Stored records:
::::::::::
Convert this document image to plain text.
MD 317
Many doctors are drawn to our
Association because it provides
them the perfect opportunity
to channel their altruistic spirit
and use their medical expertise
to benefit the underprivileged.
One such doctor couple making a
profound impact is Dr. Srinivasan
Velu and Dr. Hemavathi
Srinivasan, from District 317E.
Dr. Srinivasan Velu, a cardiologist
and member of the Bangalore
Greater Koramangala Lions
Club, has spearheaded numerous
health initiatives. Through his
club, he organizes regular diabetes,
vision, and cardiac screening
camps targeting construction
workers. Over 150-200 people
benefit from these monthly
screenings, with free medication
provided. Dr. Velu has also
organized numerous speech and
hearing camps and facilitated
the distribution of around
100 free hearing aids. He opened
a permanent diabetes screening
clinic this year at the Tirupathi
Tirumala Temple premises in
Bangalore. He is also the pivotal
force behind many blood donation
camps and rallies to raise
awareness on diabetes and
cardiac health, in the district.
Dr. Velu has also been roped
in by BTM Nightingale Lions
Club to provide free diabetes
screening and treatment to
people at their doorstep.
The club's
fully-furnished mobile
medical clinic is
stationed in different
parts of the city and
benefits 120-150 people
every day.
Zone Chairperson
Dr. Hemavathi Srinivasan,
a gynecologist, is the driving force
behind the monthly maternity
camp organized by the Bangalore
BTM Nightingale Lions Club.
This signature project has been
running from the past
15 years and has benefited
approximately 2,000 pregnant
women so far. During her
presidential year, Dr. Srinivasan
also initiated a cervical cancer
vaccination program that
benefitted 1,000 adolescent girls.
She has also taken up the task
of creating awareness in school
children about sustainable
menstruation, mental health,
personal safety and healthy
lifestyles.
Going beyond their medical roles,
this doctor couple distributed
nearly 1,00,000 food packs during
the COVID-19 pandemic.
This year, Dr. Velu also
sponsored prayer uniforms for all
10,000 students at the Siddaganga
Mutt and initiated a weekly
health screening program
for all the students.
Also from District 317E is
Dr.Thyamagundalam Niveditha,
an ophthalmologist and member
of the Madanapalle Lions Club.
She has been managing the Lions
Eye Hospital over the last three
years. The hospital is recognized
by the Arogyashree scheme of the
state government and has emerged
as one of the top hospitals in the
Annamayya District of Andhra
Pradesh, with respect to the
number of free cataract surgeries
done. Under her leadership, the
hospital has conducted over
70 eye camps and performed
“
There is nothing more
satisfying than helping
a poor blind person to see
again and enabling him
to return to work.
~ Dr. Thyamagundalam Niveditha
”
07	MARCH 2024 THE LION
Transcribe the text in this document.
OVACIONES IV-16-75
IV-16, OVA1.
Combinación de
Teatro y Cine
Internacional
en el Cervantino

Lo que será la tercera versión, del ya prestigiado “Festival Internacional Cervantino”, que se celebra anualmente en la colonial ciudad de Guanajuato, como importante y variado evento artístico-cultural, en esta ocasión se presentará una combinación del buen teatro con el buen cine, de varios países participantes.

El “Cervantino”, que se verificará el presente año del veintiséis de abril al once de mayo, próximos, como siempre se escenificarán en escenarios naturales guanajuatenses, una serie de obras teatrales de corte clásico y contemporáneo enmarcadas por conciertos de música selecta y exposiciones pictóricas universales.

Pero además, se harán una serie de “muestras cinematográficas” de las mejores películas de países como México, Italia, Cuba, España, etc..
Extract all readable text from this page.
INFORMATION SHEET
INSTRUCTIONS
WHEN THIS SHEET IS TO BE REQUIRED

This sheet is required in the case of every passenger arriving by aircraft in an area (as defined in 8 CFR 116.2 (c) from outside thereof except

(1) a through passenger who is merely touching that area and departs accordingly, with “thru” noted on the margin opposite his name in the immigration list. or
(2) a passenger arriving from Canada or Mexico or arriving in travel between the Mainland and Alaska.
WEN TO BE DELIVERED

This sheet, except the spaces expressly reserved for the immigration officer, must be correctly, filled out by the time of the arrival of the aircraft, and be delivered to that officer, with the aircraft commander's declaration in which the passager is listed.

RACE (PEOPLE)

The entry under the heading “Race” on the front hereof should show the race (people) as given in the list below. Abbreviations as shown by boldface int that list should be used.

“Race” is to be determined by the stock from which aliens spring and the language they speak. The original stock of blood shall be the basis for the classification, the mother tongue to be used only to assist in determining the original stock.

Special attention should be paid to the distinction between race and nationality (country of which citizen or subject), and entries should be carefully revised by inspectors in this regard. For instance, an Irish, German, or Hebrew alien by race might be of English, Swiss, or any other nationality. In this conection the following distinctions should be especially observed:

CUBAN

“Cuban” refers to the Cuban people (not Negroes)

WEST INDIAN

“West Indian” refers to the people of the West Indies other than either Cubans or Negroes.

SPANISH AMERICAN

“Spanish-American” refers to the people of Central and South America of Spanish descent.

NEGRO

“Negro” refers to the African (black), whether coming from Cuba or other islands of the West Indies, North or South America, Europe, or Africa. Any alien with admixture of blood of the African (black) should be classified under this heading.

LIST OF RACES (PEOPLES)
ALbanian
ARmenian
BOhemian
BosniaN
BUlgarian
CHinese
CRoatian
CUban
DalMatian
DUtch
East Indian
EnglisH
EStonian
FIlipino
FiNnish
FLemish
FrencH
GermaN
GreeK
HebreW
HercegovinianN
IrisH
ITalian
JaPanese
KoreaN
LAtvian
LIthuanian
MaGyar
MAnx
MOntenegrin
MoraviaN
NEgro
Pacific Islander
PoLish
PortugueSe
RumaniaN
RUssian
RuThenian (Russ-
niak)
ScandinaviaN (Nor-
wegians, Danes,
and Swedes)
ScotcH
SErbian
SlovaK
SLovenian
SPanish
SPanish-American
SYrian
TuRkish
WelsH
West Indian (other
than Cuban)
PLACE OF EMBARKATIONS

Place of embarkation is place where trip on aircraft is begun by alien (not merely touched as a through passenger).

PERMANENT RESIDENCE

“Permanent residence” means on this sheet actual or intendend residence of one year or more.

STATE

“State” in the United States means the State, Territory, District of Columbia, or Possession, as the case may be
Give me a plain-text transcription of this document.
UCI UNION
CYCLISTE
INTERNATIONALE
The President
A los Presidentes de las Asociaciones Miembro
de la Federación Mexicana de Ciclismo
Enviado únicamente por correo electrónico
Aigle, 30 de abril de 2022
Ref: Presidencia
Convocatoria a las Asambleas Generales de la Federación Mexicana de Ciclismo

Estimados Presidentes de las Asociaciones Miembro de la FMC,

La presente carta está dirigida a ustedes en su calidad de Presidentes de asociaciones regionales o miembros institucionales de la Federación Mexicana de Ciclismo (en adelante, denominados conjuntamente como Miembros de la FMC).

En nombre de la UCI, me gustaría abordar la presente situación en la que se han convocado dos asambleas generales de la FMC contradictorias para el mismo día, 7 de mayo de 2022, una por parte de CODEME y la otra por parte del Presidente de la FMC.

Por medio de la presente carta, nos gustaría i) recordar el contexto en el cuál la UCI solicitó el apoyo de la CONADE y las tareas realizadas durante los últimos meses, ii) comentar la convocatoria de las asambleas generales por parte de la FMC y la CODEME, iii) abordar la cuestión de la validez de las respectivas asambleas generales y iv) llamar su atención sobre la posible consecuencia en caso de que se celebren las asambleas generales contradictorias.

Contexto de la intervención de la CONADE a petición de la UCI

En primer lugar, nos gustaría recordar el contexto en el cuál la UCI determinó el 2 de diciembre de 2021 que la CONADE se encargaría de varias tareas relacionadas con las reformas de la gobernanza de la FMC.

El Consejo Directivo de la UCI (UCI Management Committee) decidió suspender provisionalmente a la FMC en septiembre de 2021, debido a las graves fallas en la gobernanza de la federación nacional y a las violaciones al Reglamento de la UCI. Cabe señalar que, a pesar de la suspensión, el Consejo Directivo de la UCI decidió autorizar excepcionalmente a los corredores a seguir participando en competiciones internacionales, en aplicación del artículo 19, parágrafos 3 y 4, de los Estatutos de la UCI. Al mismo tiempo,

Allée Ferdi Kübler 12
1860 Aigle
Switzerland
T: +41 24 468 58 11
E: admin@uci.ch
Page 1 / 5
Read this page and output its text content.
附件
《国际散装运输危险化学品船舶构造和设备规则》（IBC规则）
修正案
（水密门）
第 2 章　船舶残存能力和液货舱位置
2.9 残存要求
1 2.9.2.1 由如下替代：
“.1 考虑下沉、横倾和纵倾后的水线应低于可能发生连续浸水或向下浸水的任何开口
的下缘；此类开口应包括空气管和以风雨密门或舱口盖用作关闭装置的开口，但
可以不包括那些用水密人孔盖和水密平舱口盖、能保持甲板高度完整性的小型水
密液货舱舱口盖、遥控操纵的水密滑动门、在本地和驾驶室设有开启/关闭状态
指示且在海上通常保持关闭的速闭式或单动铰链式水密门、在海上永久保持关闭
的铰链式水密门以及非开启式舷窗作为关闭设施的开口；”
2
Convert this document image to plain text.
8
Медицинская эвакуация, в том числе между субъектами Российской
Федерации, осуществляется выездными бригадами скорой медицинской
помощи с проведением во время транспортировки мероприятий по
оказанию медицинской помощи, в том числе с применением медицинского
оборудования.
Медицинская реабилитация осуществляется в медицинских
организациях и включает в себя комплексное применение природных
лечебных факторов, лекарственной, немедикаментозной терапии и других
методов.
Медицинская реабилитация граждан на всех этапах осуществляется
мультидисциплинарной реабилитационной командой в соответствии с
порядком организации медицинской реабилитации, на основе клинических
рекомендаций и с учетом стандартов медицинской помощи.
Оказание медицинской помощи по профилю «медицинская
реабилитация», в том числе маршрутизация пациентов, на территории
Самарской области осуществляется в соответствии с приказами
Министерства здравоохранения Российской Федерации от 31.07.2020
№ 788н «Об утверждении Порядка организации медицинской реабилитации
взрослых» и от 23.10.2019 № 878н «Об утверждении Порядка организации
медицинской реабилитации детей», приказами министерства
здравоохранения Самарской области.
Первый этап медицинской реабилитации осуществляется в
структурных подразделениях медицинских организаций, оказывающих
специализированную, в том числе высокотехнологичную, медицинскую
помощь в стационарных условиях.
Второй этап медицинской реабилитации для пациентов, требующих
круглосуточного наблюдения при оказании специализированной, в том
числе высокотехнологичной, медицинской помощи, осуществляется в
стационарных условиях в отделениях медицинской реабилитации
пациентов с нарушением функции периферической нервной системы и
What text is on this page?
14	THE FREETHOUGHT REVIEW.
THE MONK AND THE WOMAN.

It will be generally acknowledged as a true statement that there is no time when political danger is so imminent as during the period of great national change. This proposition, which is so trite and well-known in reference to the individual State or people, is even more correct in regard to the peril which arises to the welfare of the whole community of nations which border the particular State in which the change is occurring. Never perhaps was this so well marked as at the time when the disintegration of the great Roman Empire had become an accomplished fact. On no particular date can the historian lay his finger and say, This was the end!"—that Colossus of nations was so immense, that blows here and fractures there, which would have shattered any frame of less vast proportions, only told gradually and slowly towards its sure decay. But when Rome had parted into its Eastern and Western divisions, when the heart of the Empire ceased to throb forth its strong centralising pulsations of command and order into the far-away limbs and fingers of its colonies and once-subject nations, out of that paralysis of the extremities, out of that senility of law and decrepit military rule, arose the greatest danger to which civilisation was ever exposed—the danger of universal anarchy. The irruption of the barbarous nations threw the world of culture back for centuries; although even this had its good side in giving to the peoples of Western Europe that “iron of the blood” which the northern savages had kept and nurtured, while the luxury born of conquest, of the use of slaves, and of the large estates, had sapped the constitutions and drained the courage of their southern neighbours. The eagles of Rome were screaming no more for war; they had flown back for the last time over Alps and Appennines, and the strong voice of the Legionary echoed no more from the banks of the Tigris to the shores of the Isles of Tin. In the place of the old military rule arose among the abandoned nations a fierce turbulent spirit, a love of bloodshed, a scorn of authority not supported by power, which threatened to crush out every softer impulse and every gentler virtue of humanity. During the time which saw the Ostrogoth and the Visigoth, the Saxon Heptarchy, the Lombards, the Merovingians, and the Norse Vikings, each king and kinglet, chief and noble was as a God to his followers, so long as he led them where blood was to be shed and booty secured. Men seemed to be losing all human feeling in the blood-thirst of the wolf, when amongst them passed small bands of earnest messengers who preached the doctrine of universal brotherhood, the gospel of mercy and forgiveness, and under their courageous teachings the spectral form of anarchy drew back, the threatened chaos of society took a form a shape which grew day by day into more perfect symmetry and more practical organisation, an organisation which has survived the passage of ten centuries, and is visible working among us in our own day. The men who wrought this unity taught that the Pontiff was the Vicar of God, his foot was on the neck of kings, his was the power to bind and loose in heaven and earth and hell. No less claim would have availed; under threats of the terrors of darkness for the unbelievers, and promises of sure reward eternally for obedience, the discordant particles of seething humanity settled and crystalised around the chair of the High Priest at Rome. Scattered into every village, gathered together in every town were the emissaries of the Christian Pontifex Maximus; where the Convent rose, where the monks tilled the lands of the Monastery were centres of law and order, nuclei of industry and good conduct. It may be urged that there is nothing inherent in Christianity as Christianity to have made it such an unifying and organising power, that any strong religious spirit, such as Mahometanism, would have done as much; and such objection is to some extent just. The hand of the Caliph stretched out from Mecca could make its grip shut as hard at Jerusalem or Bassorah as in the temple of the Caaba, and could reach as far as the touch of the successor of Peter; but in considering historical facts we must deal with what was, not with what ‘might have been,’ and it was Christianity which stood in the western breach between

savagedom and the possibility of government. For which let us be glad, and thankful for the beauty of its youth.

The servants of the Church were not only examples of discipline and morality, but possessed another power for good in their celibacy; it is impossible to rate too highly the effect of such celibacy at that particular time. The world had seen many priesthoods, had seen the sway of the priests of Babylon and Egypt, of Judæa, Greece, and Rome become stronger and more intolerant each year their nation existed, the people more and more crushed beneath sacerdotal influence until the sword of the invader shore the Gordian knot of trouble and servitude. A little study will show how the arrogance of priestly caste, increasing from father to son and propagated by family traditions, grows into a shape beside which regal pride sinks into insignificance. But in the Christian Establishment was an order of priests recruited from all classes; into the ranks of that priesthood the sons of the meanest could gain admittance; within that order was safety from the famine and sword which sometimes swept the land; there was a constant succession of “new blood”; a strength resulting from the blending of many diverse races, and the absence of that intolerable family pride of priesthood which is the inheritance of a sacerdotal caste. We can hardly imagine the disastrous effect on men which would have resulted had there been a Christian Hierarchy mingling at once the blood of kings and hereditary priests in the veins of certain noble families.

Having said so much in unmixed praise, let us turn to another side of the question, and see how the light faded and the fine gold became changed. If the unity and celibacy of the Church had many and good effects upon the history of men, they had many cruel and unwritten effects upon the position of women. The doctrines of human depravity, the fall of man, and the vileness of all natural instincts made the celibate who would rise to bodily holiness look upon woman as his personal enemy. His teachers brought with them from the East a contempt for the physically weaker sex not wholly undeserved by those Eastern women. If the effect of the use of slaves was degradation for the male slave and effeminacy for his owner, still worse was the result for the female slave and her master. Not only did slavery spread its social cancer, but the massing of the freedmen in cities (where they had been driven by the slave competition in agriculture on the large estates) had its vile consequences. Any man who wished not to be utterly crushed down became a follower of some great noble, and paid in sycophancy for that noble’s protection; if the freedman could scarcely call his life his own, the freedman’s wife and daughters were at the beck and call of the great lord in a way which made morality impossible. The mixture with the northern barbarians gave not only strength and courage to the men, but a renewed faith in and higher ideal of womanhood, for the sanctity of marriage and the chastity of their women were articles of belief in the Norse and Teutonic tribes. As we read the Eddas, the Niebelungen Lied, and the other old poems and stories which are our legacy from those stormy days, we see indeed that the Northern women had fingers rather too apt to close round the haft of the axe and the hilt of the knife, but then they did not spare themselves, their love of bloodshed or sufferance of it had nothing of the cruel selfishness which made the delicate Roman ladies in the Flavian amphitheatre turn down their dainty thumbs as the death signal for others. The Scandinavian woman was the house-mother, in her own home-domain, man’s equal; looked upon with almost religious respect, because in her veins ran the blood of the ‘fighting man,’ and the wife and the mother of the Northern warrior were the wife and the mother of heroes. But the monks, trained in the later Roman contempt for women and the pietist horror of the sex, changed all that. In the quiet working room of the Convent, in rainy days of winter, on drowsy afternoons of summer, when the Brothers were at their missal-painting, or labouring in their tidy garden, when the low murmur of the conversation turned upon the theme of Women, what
::::::::::
_PROBLEM STATEMENT_
Search the records for the word "monthly" and copy every line where it occurs.

_THE RESPONSE_
benefit from these monthly
behind the monthly maternity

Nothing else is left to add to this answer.